#### Set problem:
Find each line containing the string "text". Copy it.

(Figure contents as structured data)

•••

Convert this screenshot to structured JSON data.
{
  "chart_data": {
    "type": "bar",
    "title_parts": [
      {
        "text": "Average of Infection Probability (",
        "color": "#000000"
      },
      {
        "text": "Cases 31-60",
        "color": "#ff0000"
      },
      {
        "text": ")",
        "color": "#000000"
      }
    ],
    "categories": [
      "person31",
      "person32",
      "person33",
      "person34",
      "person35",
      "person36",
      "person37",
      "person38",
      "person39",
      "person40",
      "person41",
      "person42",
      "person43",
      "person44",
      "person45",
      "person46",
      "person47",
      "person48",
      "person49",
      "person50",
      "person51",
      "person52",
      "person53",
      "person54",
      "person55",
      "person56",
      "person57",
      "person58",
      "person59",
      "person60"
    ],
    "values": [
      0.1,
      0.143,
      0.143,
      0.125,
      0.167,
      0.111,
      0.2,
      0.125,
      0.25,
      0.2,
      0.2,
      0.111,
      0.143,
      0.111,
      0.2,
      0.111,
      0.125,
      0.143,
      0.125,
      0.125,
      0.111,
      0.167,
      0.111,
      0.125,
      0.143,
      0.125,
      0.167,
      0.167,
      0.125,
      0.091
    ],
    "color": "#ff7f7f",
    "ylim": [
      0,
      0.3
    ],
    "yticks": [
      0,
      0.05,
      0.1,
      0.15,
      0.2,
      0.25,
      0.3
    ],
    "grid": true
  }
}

•••

#### Task result:
        "text": "Average of Infection Probability (",
        "text": "Cases 31-60",
        "text": ")",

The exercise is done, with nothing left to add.